## REQUEST
Repeat what the lines below say, word for word, and skip every image.

## INPUT DATA
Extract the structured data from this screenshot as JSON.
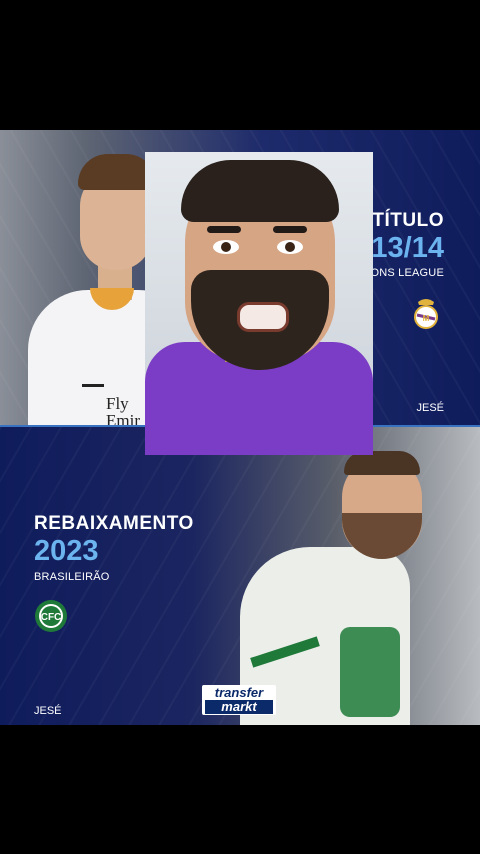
{
  "top": {
    "label": "TÍTULO",
    "year": "2013/14",
    "competition": "CHAMPIONS LEAGUE",
    "player_name": "JESÉ",
    "shirt_text": "Fly\nEmir",
    "crest": "real-madrid-crest"
  },
  "bottom": {
    "label": "REBAIXAMENTO",
    "year": "2023",
    "competition": "BRASILEIRÃO",
    "player_name": "JESÉ",
    "crest": "coritiba-crest",
    "crest_text": "CFC"
  },
  "logo": {
    "line1": "transfer",
    "line2": "markt"
  },
  "colors": {
    "accent_blue": "#6cb4ef",
    "panel_navy": "#0f1c5c",
    "divider": "#3a72c2",
    "facecam_shirt": "#7b3cc6"
  }
}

## CORRECT RESPONSE
Extract the structured data from this screenshot as JSON.
{
  "top": {
    "label": "TÍTULO",
    "year": "2013/14",
    "competition": "CHAMPIONS LEAGUE",
    "player_name": "JESÉ",
    "shirt_text": "Fly\nEmir",
    "crest": "real-madrid-crest"
  },
  "bottom": {
    "label": "REBAIXAMENTO",
    "year": "2023",
    "competition": "BRASILEIRÃO",
    "player_name": "JESÉ",
    "crest": "coritiba-crest",
    "crest_text": "CFC"
  },
  "logo": {
    "line1": "transfer",
    "line2": "markt"
  },
  "colors": {
    "accent_blue": "#6cb4ef",
    "panel_navy": "#0f1c5c",
    "divider": "#3a72c2",
    "facecam_shirt": "#7b3cc6"
  }
}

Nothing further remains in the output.